Return all of the data exactly, with nothing left out but the pictures.

--- start RECORD EXCERPTS ---

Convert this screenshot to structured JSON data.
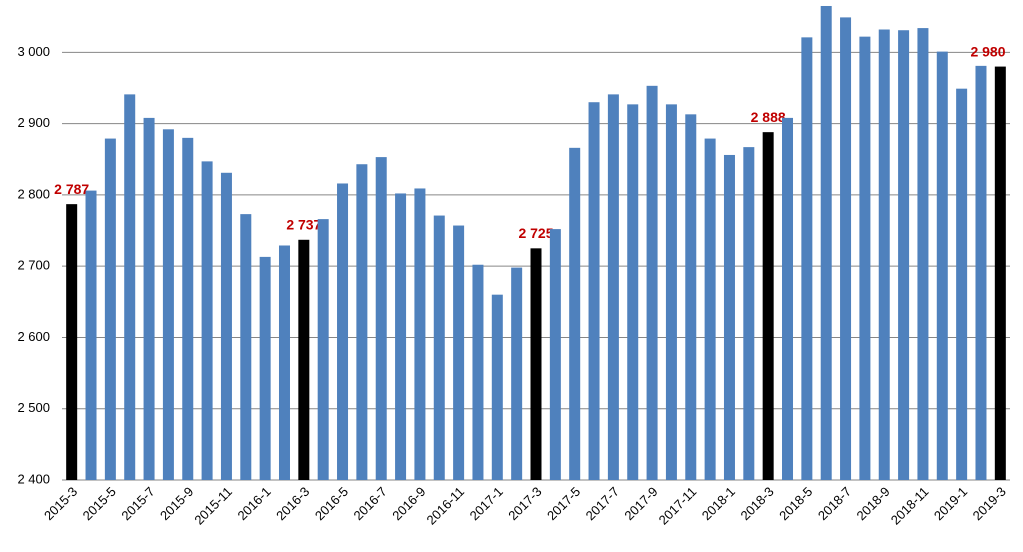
{
  "chart_data": {
    "type": "bar",
    "categories": [
      "2015-3",
      null,
      "2015-5",
      null,
      "2015-7",
      null,
      "2015-9",
      null,
      "2015-11",
      null,
      "2016-1",
      null,
      "2016-3",
      null,
      "2016-5",
      null,
      "2016-7",
      null,
      "2016-9",
      null,
      "2016-11",
      null,
      "2017-1",
      null,
      "2017-3",
      null,
      "2017-5",
      null,
      "2017-7",
      null,
      "2017-9",
      null,
      "2017-11",
      null,
      "2018-1",
      null,
      "2018-3",
      null,
      "2018-5",
      null,
      "2018-7",
      null,
      "2018-9",
      null,
      "2018-11",
      null,
      "2019-1",
      null,
      "2019-3"
    ],
    "values": [
      2787,
      2806,
      2879,
      2941,
      2908,
      2892,
      2880,
      2847,
      2831,
      2773,
      2713,
      2729,
      2737,
      2766,
      2816,
      2843,
      2853,
      2802,
      2809,
      2771,
      2757,
      2702,
      2660,
      2698,
      2725,
      2752,
      2866,
      2930,
      2941,
      2927,
      2953,
      2927,
      2913,
      2879,
      2856,
      2867,
      2888,
      2908,
      3021,
      3065,
      3049,
      3022,
      3032,
      3031,
      3034,
      3001,
      2949,
      2981,
      2980
    ],
    "value_labels": [
      "2 787",
      null,
      null,
      null,
      null,
      null,
      null,
      null,
      null,
      null,
      null,
      null,
      "2 737",
      null,
      null,
      null,
      null,
      null,
      null,
      null,
      null,
      null,
      null,
      null,
      "2 725",
      null,
      null,
      null,
      null,
      null,
      null,
      null,
      null,
      null,
      null,
      null,
      "2 888",
      null,
      null,
      null,
      null,
      null,
      null,
      null,
      null,
      null,
      null,
      null,
      "2 980"
    ],
    "colors": [
      "#000000",
      "#4f81bd",
      "#4f81bd",
      "#4f81bd",
      "#4f81bd",
      "#4f81bd",
      "#4f81bd",
      "#4f81bd",
      "#4f81bd",
      "#4f81bd",
      "#4f81bd",
      "#4f81bd",
      "#000000",
      "#4f81bd",
      "#4f81bd",
      "#4f81bd",
      "#4f81bd",
      "#4f81bd",
      "#4f81bd",
      "#4f81bd",
      "#4f81bd",
      "#4f81bd",
      "#4f81bd",
      "#4f81bd",
      "#000000",
      "#4f81bd",
      "#4f81bd",
      "#4f81bd",
      "#4f81bd",
      "#4f81bd",
      "#4f81bd",
      "#4f81bd",
      "#4f81bd",
      "#4f81bd",
      "#4f81bd",
      "#4f81bd",
      "#000000",
      "#4f81bd",
      "#4f81bd",
      "#4f81bd",
      "#4f81bd",
      "#4f81bd",
      "#4f81bd",
      "#4f81bd",
      "#4f81bd",
      "#4f81bd",
      "#4f81bd",
      "#4f81bd",
      "#000000"
    ],
    "label_color": "#c00000",
    "ylim": [
      2400,
      3072
    ],
    "yticks": [
      {
        "value": 2400,
        "label": "2 400"
      },
      {
        "value": 2500,
        "label": "2 500"
      },
      {
        "value": 2600,
        "label": "2 600"
      },
      {
        "value": 2700,
        "label": "2 700"
      },
      {
        "value": 2800,
        "label": "2 800"
      },
      {
        "value": 2900,
        "label": "2 900"
      },
      {
        "value": 3000,
        "label": "3 000"
      }
    ],
    "grid": true
  }
}
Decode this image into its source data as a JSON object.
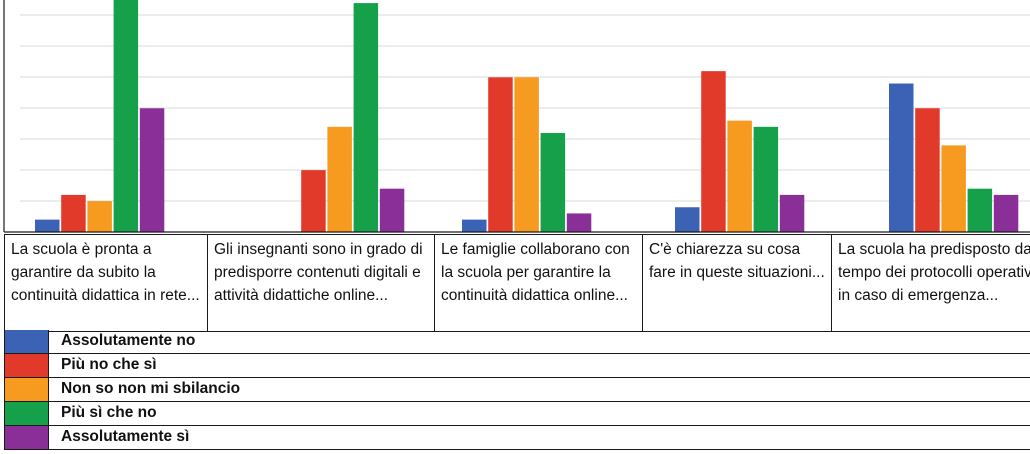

--- end RECORD EXCERPTS ---

RESPONSE TO THIS EXERCISE:
Convert this screenshot to structured JSON data.
{
  "chart_data": {
    "type": "bar",
    "categories": [
      "2015-3",
      null,
      "2015-5",
      null,
      "2015-7",
      null,
      "2015-9",
      null,
      "2015-11",
      null,
      "2016-1",
      null,
      "2016-3",
      null,
      "2016-5",
      null,
      "2016-7",
      null,
      "2016-9",
      null,
      "2016-11",
      null,
      "2017-1",
      null,
      "2017-3",
      null,
      "2017-5",
      null,
      "2017-7",
      null,
      "2017-9",
      null,
      "2017-11",
      null,
      "2018-1",
      null,
      "2018-3",
      null,
      "2018-5",
      null,
      "2018-7",
      null,
      "2018-9",
      null,
      "2018-11",
      null,
      "2019-1",
      null,
      "2019-3"
    ],
    "values": [
      2787,
      2806,
      2879,
      2941,
      2908,
      2892,
      2880,
      2847,
      2831,
      2773,
      2713,
      2729,
      2737,
      2766,
      2816,
      2843,
      2853,
      2802,
      2809,
      2771,
      2757,
      2702,
      2660,
      2698,
      2725,
      2752,
      2866,
      2930,
      2941,
      2927,
      2953,
      2927,
      2913,
      2879,
      2856,
      2867,
      2888,
      2908,
      3021,
      3065,
      3049,
      3022,
      3032,
      3031,
      3034,
      3001,
      2949,
      2981,
      2980
    ],
    "value_labels": [
      "2 787",
      null,
      null,
      null,
      null,
      null,
      null,
      null,
      null,
      null,
      null,
      null,
      "2 737",
      null,
      null,
      null,
      null,
      null,
      null,
      null,
      null,
      null,
      null,
      null,
      "2 725",
      null,
      null,
      null,
      null,
      null,
      null,
      null,
      null,
      null,
      null,
      null,
      "2 888",
      null,
      null,
      null,
      null,
      null,
      null,
      null,
      null,
      null,
      null,
      null,
      "2 980"
    ],
    "colors": [
      "#000000",
      "#4f81bd",
      "#4f81bd",
      "#4f81bd",
      "#4f81bd",
      "#4f81bd",
      "#4f81bd",
      "#4f81bd",
      "#4f81bd",
      "#4f81bd",
      "#4f81bd",
      "#4f81bd",
      "#000000",
      "#4f81bd",
      "#4f81bd",
      "#4f81bd",
      "#4f81bd",
      "#4f81bd",
      "#4f81bd",
      "#4f81bd",
      "#4f81bd",
      "#4f81bd",
      "#4f81bd",
      "#4f81bd",
      "#000000",
      "#4f81bd",
      "#4f81bd",
      "#4f81bd",
      "#4f81bd",
      "#4f81bd",
      "#4f81bd",
      "#4f81bd",
      "#4f81bd",
      "#4f81bd",
      "#4f81bd",
      "#4f81bd",
      "#000000",
      "#4f81bd",
      "#4f81bd",
      "#4f81bd",
      "#4f81bd",
      "#4f81bd",
      "#4f81bd",
      "#4f81bd",
      "#4f81bd",
      "#4f81bd",
      "#4f81bd",
      "#4f81bd",
      "#000000"
    ],
    "label_color": "#c00000",
    "ylim": [
      2400,
      3072
    ],
    "yticks": [
      {
        "value": 2400,
        "label": "2 400"
      },
      {
        "value": 2500,
        "label": "2 500"
      },
      {
        "value": 2600,
        "label": "2 600"
      },
      {
        "value": 2700,
        "label": "2 700"
      },
      {
        "value": 2800,
        "label": "2 800"
      },
      {
        "value": 2900,
        "label": "2 900"
      },
      {
        "value": 3000,
        "label": "3 000"
      }
    ],
    "grid": true
  }
}
Decode this image into its source data as a JSON object.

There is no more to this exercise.